[Records to process]:

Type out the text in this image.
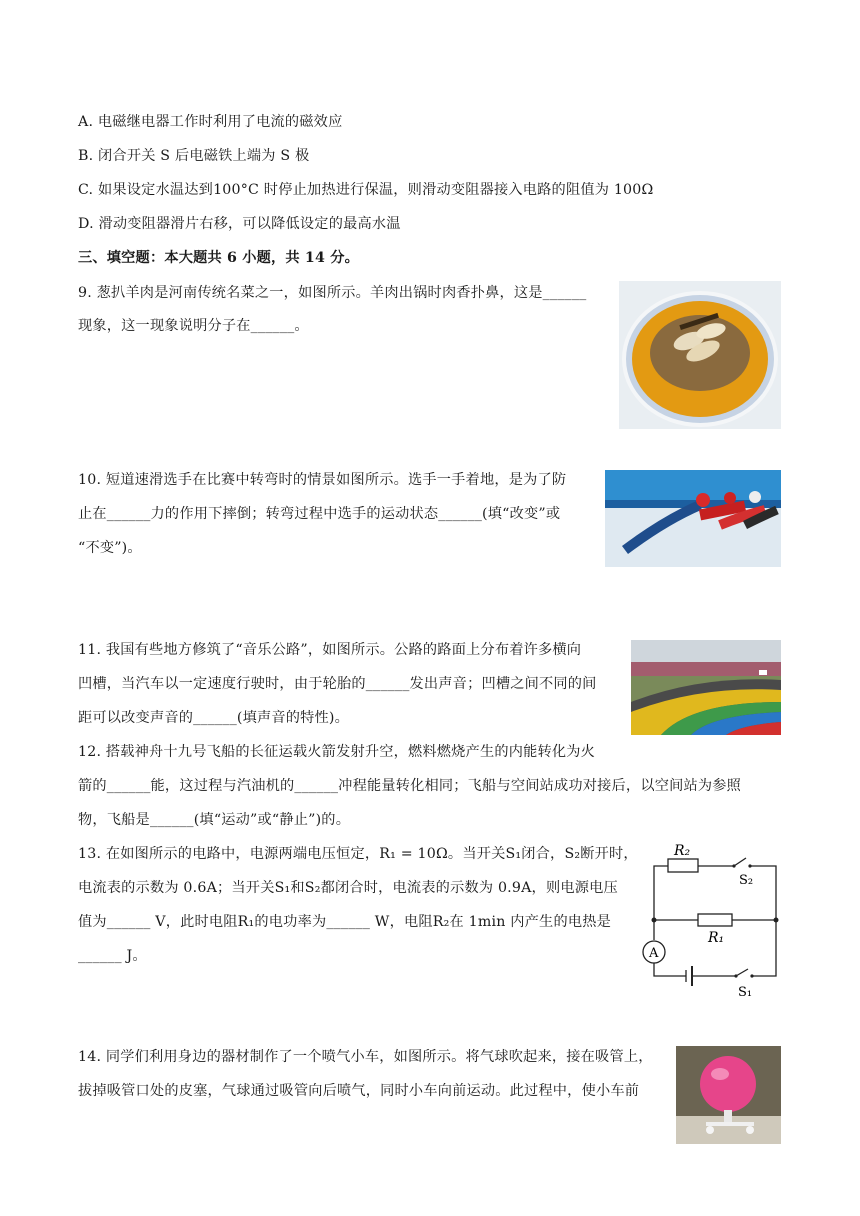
A. 电磁继电器工作时利用了电流的磁效应
B. 闭合开关 S 后电磁铁上端为 S 极
C. 如果设定水温达到100°C 时停止加热进行保温，则滑动变阻器接入电路的阻值为 100Ω
D. 滑动变阻器滑片右移，可以降低设定的最高水温
三、填空题：本大题共 6 小题，共 14 分。
9. 葱扒羊肉是河南传统名菜之一，如图所示。羊肉出锅时肉香扑鼻，这是______
现象，这一现象说明分子在______。
10. 短道速滑选手在比赛中转弯时的情景如图所示。选手一手着地，是为了防
止在______力的作用下摔倒；转弯过程中选手的运动状态______(填“改变”或
“不变”)。
11. 我国有些地方修筑了“音乐公路”，如图所示。公路的路面上分布着许多横向
凹槽，当汽车以一定速度行驶时，由于轮胎的______发出声音；凹槽之间不同的间
距可以改变声音的______(填声音的特性)。
12. 搭载神舟十九号飞船的长征运载火箭发射升空，燃料燃烧产生的内能转化为火
箭的______能，这过程与汽油机的______冲程能量转化相同；飞船与空间站成功对接后，以空间站为参照
物，飞船是______(填“运动”或“静止”)的。
13. 在如图所示的电路中，电源两端电压恒定，R₁ = 10Ω。当开关S₁闭合，S₂断开时，
电流表的示数为 0.6A；当开关S₁和S₂都闭合时，电流表的示数为 0.9A，则电源电压
值为______ V，此时电阻R₁的电功率为______ W，电阻R₂在 1min 内产生的电热是
______ J。
R₂
S₂
R₁
A
S₁
14. 同学们利用身边的器材制作了一个喷气小车，如图所示。将气球吹起来，接在吸管上，
拔掉吸管口处的皮塞，气球通过吸管向后喷气，同时小车向前运动。此过程中，使小车前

[Your objective]: Exclude every picture and copy the remaining data exactly.

[Response below]:
Type out the text in this image.
A. 电磁继电器工作时利用了电流的磁效应
B. 闭合开关 S 后电磁铁上端为 S 极
C. 如果设定水温达到100°C 时停止加热进行保温，则滑动变阻器接入电路的阻值为 100Ω
D. 滑动变阻器滑片右移，可以降低设定的最高水温
三、填空题：本大题共 6 小题，共 14 分。
9. 葱扒羊肉是河南传统名菜之一，如图所示。羊肉出锅时肉香扑鼻，这是______
现象，这一现象说明分子在______。
10. 短道速滑选手在比赛中转弯时的情景如图所示。选手一手着地，是为了防
止在______力的作用下摔倒；转弯过程中选手的运动状态______(填“改变”或
“不变”)。
11. 我国有些地方修筑了“音乐公路”，如图所示。公路的路面上分布着许多横向
凹槽，当汽车以一定速度行驶时，由于轮胎的______发出声音；凹槽之间不同的间
距可以改变声音的______(填声音的特性)。
12. 搭载神舟十九号飞船的长征运载火箭发射升空，燃料燃烧产生的内能转化为火
箭的______能，这过程与汽油机的______冲程能量转化相同；飞船与空间站成功对接后，以空间站为参照
物，飞船是______(填“运动”或“静止”)的。
13. 在如图所示的电路中，电源两端电压恒定，R₁ = 10Ω。当开关S₁闭合，S₂断开时，
电流表的示数为 0.6A；当开关S₁和S₂都闭合时，电流表的示数为 0.9A，则电源电压
值为______ V，此时电阻R₁的电功率为______ W，电阻R₂在 1min 内产生的电热是
______ J。
R₂
S₂
R₁
A
S₁
14. 同学们利用身边的器材制作了一个喷气小车，如图所示。将气球吹起来，接在吸管上，
拔掉吸管口处的皮塞，气球通过吸管向后喷气，同时小车向前运动。此过程中，使小车前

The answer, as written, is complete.